• **Stated problem**
Please extract every line of the items that contains the string "link", matching case exactly.
____ Provided data
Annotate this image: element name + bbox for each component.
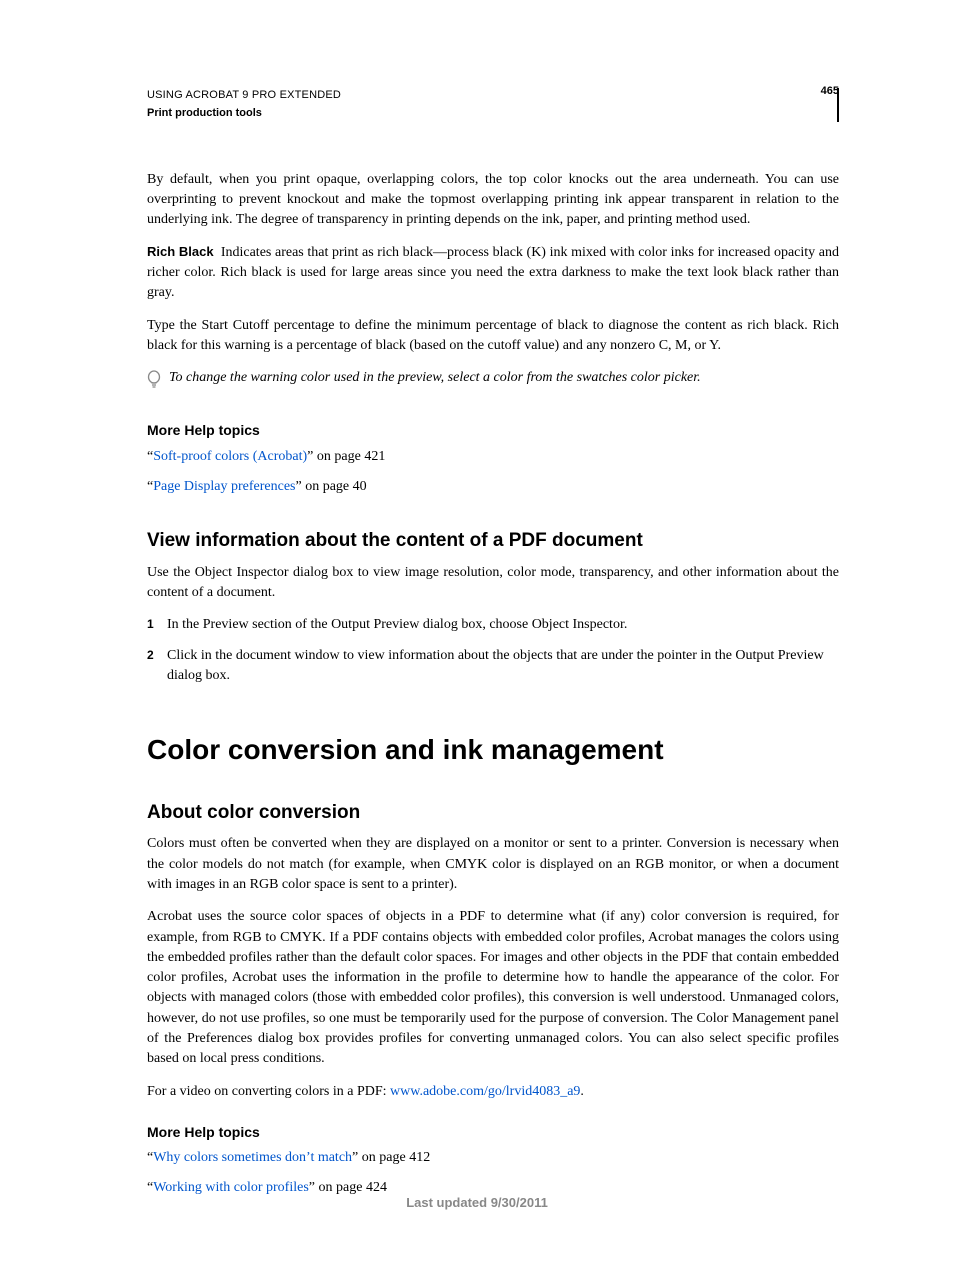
procedure-list: 1 In the Preview section of the Output P… — [147, 615, 839, 686]
tip-text: To change the warning color used in the … — [169, 368, 701, 388]
body-paragraph: By default, when you print opaque, overl… — [147, 170, 839, 231]
step-number: 2 — [147, 646, 157, 687]
body-paragraph: For a video on converting colors in a PD… — [147, 1082, 839, 1102]
help-link-line: “Why colors sometimes don’t match” on pa… — [147, 1148, 839, 1168]
lightbulb-icon — [147, 370, 161, 390]
body-paragraph: Colors must often be converted when they… — [147, 834, 839, 895]
doc-title: USING ACROBAT 9 PRO EXTENDED — [147, 88, 827, 104]
section-heading-about-color: About color conversion — [147, 799, 839, 827]
doc-subtitle: Print production tools — [147, 106, 827, 122]
help-link-pagedisplay[interactable]: Page Display preferences — [153, 479, 295, 494]
help-link-suffix: ” on page 40 — [296, 479, 367, 494]
step-number: 1 — [147, 615, 157, 635]
procedure-step: 2 Click in the document window to view i… — [147, 646, 839, 687]
body-paragraph: Acrobat uses the source color spaces of … — [147, 907, 839, 1069]
last-updated-footer: Last updated 9/30/2011 — [0, 1194, 954, 1213]
term-text: Indicates areas that print as rich black… — [147, 245, 839, 301]
video-line-prefix: For a video on converting colors in a PD… — [147, 1084, 390, 1099]
more-help-heading: More Help topics — [147, 420, 839, 440]
definition-paragraph: Rich Black Indicates areas that print as… — [147, 243, 839, 304]
help-link-line: “Soft-proof colors (Acrobat)” on page 42… — [147, 447, 839, 467]
help-link-suffix: ” on page 421 — [307, 449, 385, 464]
section-heading-view-info: View information about the content of a … — [147, 527, 839, 555]
chapter-heading: Color conversion and ink management — [147, 730, 839, 771]
running-header: USING ACROBAT 9 PRO EXTENDED Print produ… — [147, 88, 839, 122]
video-line-suffix: . — [580, 1084, 584, 1099]
step-text: Click in the document window to view inf… — [167, 646, 839, 687]
body-paragraph: Type the Start Cutoff percentage to defi… — [147, 316, 839, 357]
tip-block: To change the warning color used in the … — [147, 368, 839, 390]
body-paragraph: Use the Object Inspector dialog box to v… — [147, 563, 839, 604]
video-url-link[interactable]: www.adobe.com/go/lrvid4083_a9 — [390, 1084, 580, 1099]
procedure-step: 1 In the Preview section of the Output P… — [147, 615, 839, 635]
page-number: 465 — [821, 84, 839, 100]
help-link-softproof[interactable]: Soft-proof colors (Acrobat) — [153, 449, 307, 464]
help-link-line: “Page Display preferences” on page 40 — [147, 477, 839, 497]
more-help-heading: More Help topics — [147, 1122, 839, 1142]
term-label: Rich Black — [147, 244, 214, 259]
help-link-suffix: ” on page 412 — [352, 1150, 430, 1165]
help-link-colors-match[interactable]: Why colors sometimes don’t match — [153, 1150, 352, 1165]
step-text: In the Preview section of the Output Pre… — [167, 615, 627, 635]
________
• **Result**
help-link-line: “Why colors sometimes don’t match” on pa… — [147, 1148, 839, 1168]
help-link-pagedisplay[interactable]: Page Display preferences — [153, 479, 295, 494]
help-link-suffix: ” on page 40 — [296, 479, 367, 494]
help-link-line: “Soft-proof colors (Acrobat)” on page 42… — [147, 447, 839, 467]
help-link-suffix: ” on page 421 — [307, 449, 385, 464]
video-url-link[interactable]: www.adobe.com/go/lrvid4083_a9 — [390, 1084, 580, 1099]
help-link-softproof[interactable]: Soft-proof colors (Acrobat) — [153, 449, 307, 464]
help-link-line: “Page Display preferences” on page 40 — [147, 477, 839, 497]
help-link-suffix: ” on page 412 — [352, 1150, 430, 1165]
help-link-colors-match[interactable]: Why colors sometimes don’t match — [153, 1150, 352, 1165]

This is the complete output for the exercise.